## Objective
Copy the following data verbatim, line for line, and leave out the pictures.

## Supplied material
········

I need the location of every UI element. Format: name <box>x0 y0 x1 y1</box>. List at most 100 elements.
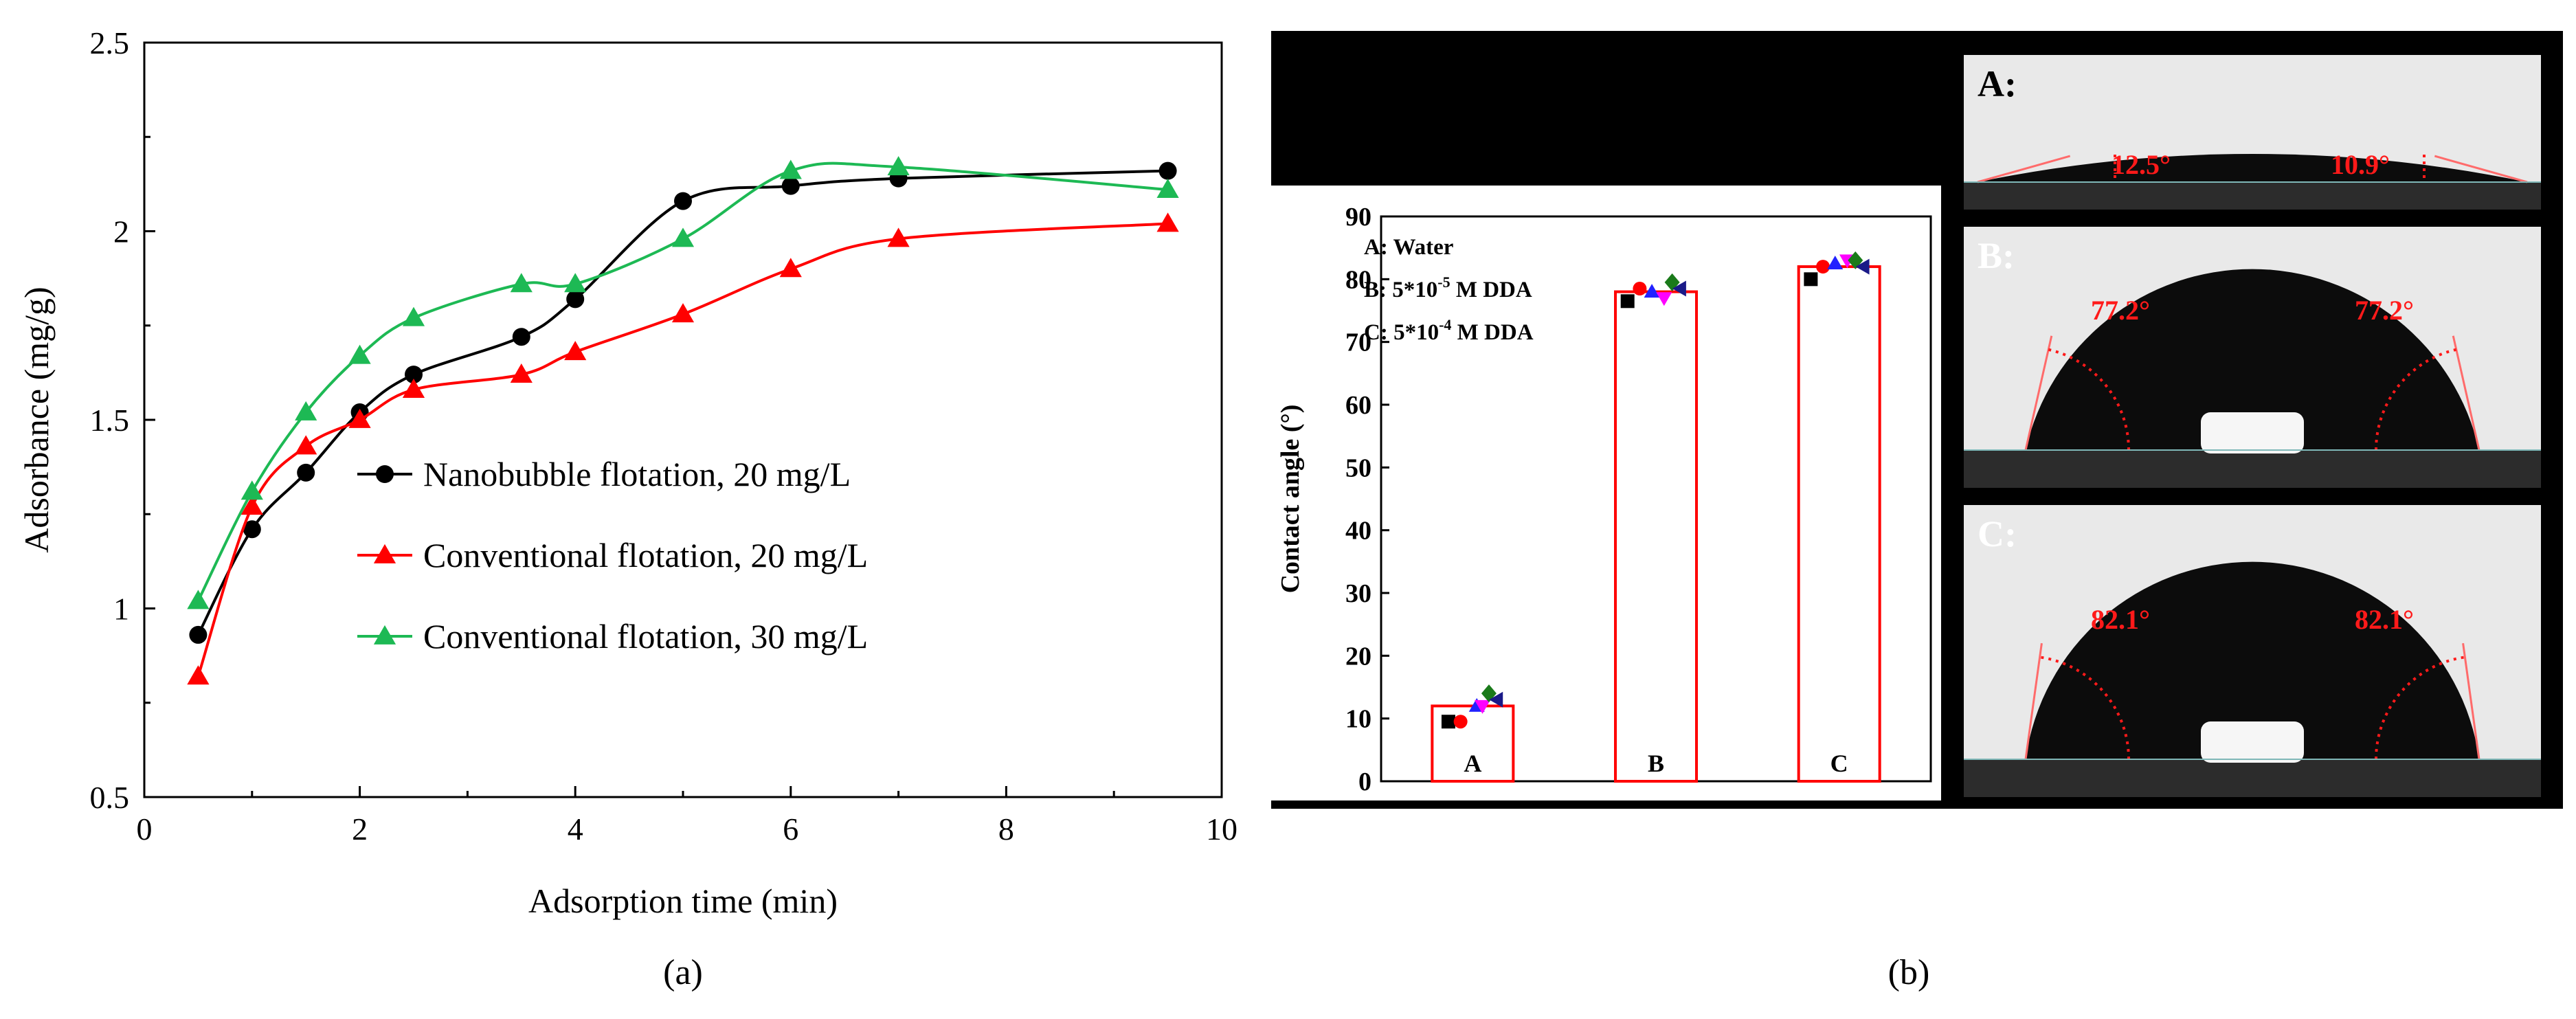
tangent-line-left <box>2024 642 2043 760</box>
legend-entry-b: B: 5*10-5 M DDA <box>1364 273 1532 302</box>
bars-layer: A B C <box>1431 265 1881 783</box>
legend-entry: Conventional flotation, 20 mg/L <box>357 536 868 574</box>
legend-c-prefix: C: 5*10 <box>1364 320 1439 345</box>
substrate <box>1964 450 2541 488</box>
data-point <box>779 159 802 179</box>
legend-entry-c: C: 5*10-4 M DDA <box>1364 316 1534 345</box>
panel-a-caption: (a) <box>663 953 703 992</box>
legend-b-prefix: B: 5*10 <box>1364 278 1437 302</box>
bar-y-tick-label: 90 <box>1345 203 1371 232</box>
legend-marker <box>376 465 394 483</box>
right-angle-value: 82.1° <box>2355 604 2414 635</box>
droplet-label: B: <box>1978 235 2015 276</box>
legend-label: Conventional flotation, 20 mg/L <box>423 536 868 574</box>
data-point <box>1156 179 1179 199</box>
bar-B <box>1614 290 1698 783</box>
substrate <box>1964 759 2541 797</box>
data-point <box>564 341 587 361</box>
data-point <box>295 401 317 421</box>
series-line <box>197 222 1168 677</box>
legend-b-suffix: M DDA <box>1451 278 1532 302</box>
data-point <box>405 366 423 384</box>
y-tick-label: 2 <box>113 214 129 249</box>
data-point <box>402 378 425 398</box>
data-point <box>779 258 802 278</box>
panel-b-caption: (b) <box>1888 953 1930 992</box>
substrate <box>1964 182 2541 210</box>
legend-marker <box>373 625 396 645</box>
tangent-line-right <box>2434 155 2528 183</box>
bar-y-tick-label: 30 <box>1345 579 1371 608</box>
data-point <box>564 273 587 293</box>
scatter-point <box>1441 715 1455 729</box>
bar-y-axis-ticks: 0 10 20 30 40 50 60 70 80 90 <box>1345 203 1389 796</box>
left-angle-value: 12.5° <box>2112 149 2171 180</box>
scatter-point <box>1644 284 1660 298</box>
data-point <box>187 590 210 609</box>
panel-b-bar-chart: 0 10 20 30 40 50 60 70 80 90 A B C Contact angle (°… <box>1271 186 1941 800</box>
reflection-highlight <box>2201 721 2304 763</box>
scatter-point <box>1620 294 1635 309</box>
droplet <box>2026 561 2479 759</box>
bar-category-label: C <box>1830 750 1848 777</box>
droplet-panel-2: B: 77.2° 77.2° <box>1964 227 2541 488</box>
series-layer <box>187 156 1179 685</box>
legend-label: Nanobubble flotation, 20 mg/L <box>423 455 851 493</box>
bar-category-label: B <box>1648 750 1664 777</box>
angle-arc-right <box>2375 348 2457 451</box>
y-tick-label: 2.5 <box>90 25 130 60</box>
data-point <box>240 480 263 500</box>
bar-y-tick-label: 60 <box>1345 391 1371 420</box>
y-tick-label: 1 <box>113 592 129 627</box>
data-point <box>512 328 530 346</box>
y-tick-label: 0.5 <box>90 780 130 815</box>
legend-entry-a: A: Water <box>1364 235 1453 260</box>
data-point <box>781 177 800 195</box>
scatter-point <box>1816 260 1830 274</box>
legend-b-exponent: -5 <box>1437 273 1450 291</box>
left-angle-value: 77.2° <box>2091 295 2150 326</box>
droplet-label: C: <box>1978 513 2017 555</box>
series-1 <box>189 161 1177 644</box>
panel-a-line-chart: 0 2 4 6 8 10 0.5 1 1.5 2 2.5 Adsorption time (min… <box>17 25 1237 992</box>
bar-y-tick-label: 10 <box>1345 705 1371 734</box>
reflection-highlight <box>2201 412 2304 453</box>
scatter-point <box>1453 715 1468 729</box>
legend-entry: Conventional flotation, 30 mg/L <box>357 617 868 656</box>
right-angle-value: 10.9° <box>2331 149 2390 180</box>
droplet-panel-1: A: 12.5° 10.9° <box>1964 55 2541 210</box>
data-point <box>671 303 695 323</box>
x-axis-ticks: 0 2 4 6 8 10 <box>137 786 1237 847</box>
data-point <box>887 156 910 176</box>
bar-legend: A: Water B: 5*10-5 M DDA C: 5*10-4 M DDA <box>1364 235 1534 345</box>
bar-C <box>1797 265 1881 783</box>
scatter-point <box>1827 256 1844 269</box>
data-point <box>887 227 910 247</box>
x-tick-label: 10 <box>1206 811 1237 847</box>
bar-y-tick-label: 40 <box>1345 517 1371 546</box>
scatter-points-layer <box>1441 251 1870 729</box>
data-point <box>402 306 425 326</box>
data-point <box>348 408 371 428</box>
legend-label: Conventional flotation, 30 mg/L <box>423 617 868 656</box>
droplet-images: A: 12.5° 10.9° B: 77.2° 77.2° C: 82.1° 82.1° <box>1964 55 2541 797</box>
scatter-point <box>1672 280 1686 297</box>
x-tick-label: 2 <box>352 811 368 847</box>
data-point <box>297 463 315 482</box>
data-point <box>295 435 317 455</box>
bar-category-label: A <box>1464 750 1481 777</box>
left-angle-value: 82.1° <box>2091 604 2150 635</box>
tangent-line-right <box>2452 335 2480 451</box>
x-tick-label: 6 <box>783 811 798 847</box>
data-point <box>189 625 208 644</box>
data-point <box>240 495 263 515</box>
scatter-point <box>1474 699 1490 714</box>
droplet-label: A: <box>1978 63 2017 104</box>
bar-y-tick-label: 0 <box>1358 768 1371 796</box>
tangent-line-right <box>2462 642 2480 760</box>
bar-y-tick-label: 80 <box>1345 265 1371 294</box>
legend-c-exponent: -4 <box>1439 316 1451 333</box>
data-point <box>674 192 692 210</box>
scatter-point <box>1804 272 1818 287</box>
legend-c-suffix: M DDA <box>1451 320 1533 345</box>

········

## Result for this task
I need the location of every UI element. Format: name <box>x0 y0 x1 y1</box>. List at most 100 elements.
tangent-line-left <box>2024 642 2043 760</box>
legend-entry-b: B: 5*10-5 M DDA <box>1364 273 1532 302</box>
bars-layer: A B C <box>1431 265 1881 783</box>
legend-entry: Conventional flotation, 20 mg/L <box>357 536 868 574</box>
legend-c-prefix: C: 5*10 <box>1364 320 1439 345</box>
substrate <box>1964 450 2541 488</box>
data-point <box>779 159 802 179</box>
legend-entry-c: C: 5*10-4 M DDA <box>1364 316 1534 345</box>
panel-a-caption: (a) <box>663 953 703 992</box>
legend-b-prefix: B: 5*10 <box>1364 278 1437 302</box>
bar-y-tick-label: 90 <box>1345 203 1371 232</box>
legend-marker <box>376 465 394 483</box>
right-angle-value: 82.1° <box>2355 604 2414 635</box>
droplet-label: B: <box>1978 235 2015 276</box>
legend-label: Conventional flotation, 20 mg/L <box>423 536 868 574</box>
data-point <box>1156 179 1179 199</box>
bar-B <box>1614 290 1698 783</box>
substrate <box>1964 759 2541 797</box>
data-point <box>564 341 587 361</box>
data-point <box>295 401 317 421</box>
series-line <box>197 222 1168 677</box>
legend-b-suffix: M DDA <box>1451 278 1532 302</box>
data-point <box>405 366 423 384</box>
y-tick-label: 2 <box>113 214 129 249</box>
data-point <box>402 378 425 398</box>
data-point <box>779 258 802 278</box>
panel-b-caption: (b) <box>1888 953 1930 992</box>
substrate <box>1964 182 2541 210</box>
legend-marker <box>373 625 396 645</box>
tangent-line-right <box>2434 155 2528 183</box>
bar-y-tick-label: 30 <box>1345 579 1371 608</box>
data-point <box>564 273 587 293</box>
scatter-point <box>1441 715 1455 729</box>
bar-y-axis-ticks: 0 10 20 30 40 50 60 70 80 90 <box>1345 203 1389 796</box>
left-angle-value: 12.5° <box>2112 149 2171 180</box>
scatter-point <box>1644 284 1660 298</box>
data-point <box>187 590 210 609</box>
panel-b-bar-chart: 0 10 20 30 40 50 60 70 80 90 A B C Contact angle (°… <box>1271 186 1941 800</box>
reflection-highlight <box>2201 721 2304 763</box>
scatter-point <box>1620 294 1635 309</box>
droplet <box>2026 561 2479 759</box>
bar-category-label: C <box>1830 750 1848 777</box>
droplet-panel-2: B: 77.2° 77.2° <box>1964 227 2541 488</box>
series-layer <box>187 156 1179 685</box>
legend-label: Nanobubble flotation, 20 mg/L <box>423 455 851 493</box>
bar-category-label: B <box>1648 750 1664 777</box>
angle-arc-right <box>2375 348 2457 451</box>
y-tick-label: 2.5 <box>90 25 130 60</box>
data-point <box>240 480 263 500</box>
bar-y-tick-label: 60 <box>1345 391 1371 420</box>
y-tick-label: 1 <box>113 592 129 627</box>
data-point <box>512 328 530 346</box>
y-tick-label: 0.5 <box>90 780 130 815</box>
legend-entry-a: A: Water <box>1364 235 1453 260</box>
data-point <box>781 177 800 195</box>
scatter-point <box>1816 260 1830 274</box>
legend-b-exponent: -5 <box>1437 273 1450 291</box>
left-angle-value: 77.2° <box>2091 295 2150 326</box>
droplet-label: C: <box>1978 513 2017 555</box>
series-1 <box>189 161 1177 644</box>
panel-a-line-chart: 0 2 4 6 8 10 0.5 1 1.5 2 2.5 Adsorption time (min… <box>17 25 1237 992</box>
bar-y-tick-label: 10 <box>1345 705 1371 734</box>
reflection-highlight <box>2201 412 2304 453</box>
scatter-point <box>1453 715 1468 729</box>
legend-entry: Conventional flotation, 30 mg/L <box>357 617 868 656</box>
right-angle-value: 10.9° <box>2331 149 2390 180</box>
droplet-panel-1: A: 12.5° 10.9° <box>1964 55 2541 210</box>
data-point <box>671 303 695 323</box>
x-axis-ticks: 0 2 4 6 8 10 <box>137 786 1237 847</box>
data-point <box>887 156 910 176</box>
bar-legend: A: Water B: 5*10-5 M DDA C: 5*10-4 M DDA <box>1364 235 1534 345</box>
bar-C <box>1797 265 1881 783</box>
scatter-point <box>1827 256 1844 269</box>
data-point <box>887 227 910 247</box>
x-tick-label: 10 <box>1206 811 1237 847</box>
bar-y-tick-label: 40 <box>1345 517 1371 546</box>
scatter-points-layer <box>1441 251 1870 729</box>
data-point <box>402 306 425 326</box>
data-point <box>348 408 371 428</box>
legend-label: Conventional flotation, 30 mg/L <box>423 617 868 656</box>
droplet-images: A: 12.5° 10.9° B: 77.2° 77.2° C: 82.1° 82.1° <box>1964 55 2541 797</box>
scatter-point <box>1672 280 1686 297</box>
x-tick-label: 2 <box>352 811 368 847</box>
data-point <box>297 463 315 482</box>
data-point <box>295 435 317 455</box>
bar-category-label: A <box>1464 750 1481 777</box>
left-angle-value: 82.1° <box>2091 604 2150 635</box>
tangent-line-right <box>2452 335 2480 451</box>
x-tick-label: 6 <box>783 811 798 847</box>
data-point <box>189 625 208 644</box>
data-point <box>240 495 263 515</box>
scatter-point <box>1474 699 1490 714</box>
droplet-label: A: <box>1978 63 2017 104</box>
bar-y-tick-label: 0 <box>1358 768 1371 796</box>
tangent-line-right <box>2462 642 2480 760</box>
bar-y-tick-label: 80 <box>1345 265 1371 294</box>
legend-c-exponent: -4 <box>1439 316 1451 333</box>
data-point <box>674 192 692 210</box>
scatter-point <box>1804 272 1818 287</box>
legend-c-suffix: M DDA <box>1451 320 1533 345</box>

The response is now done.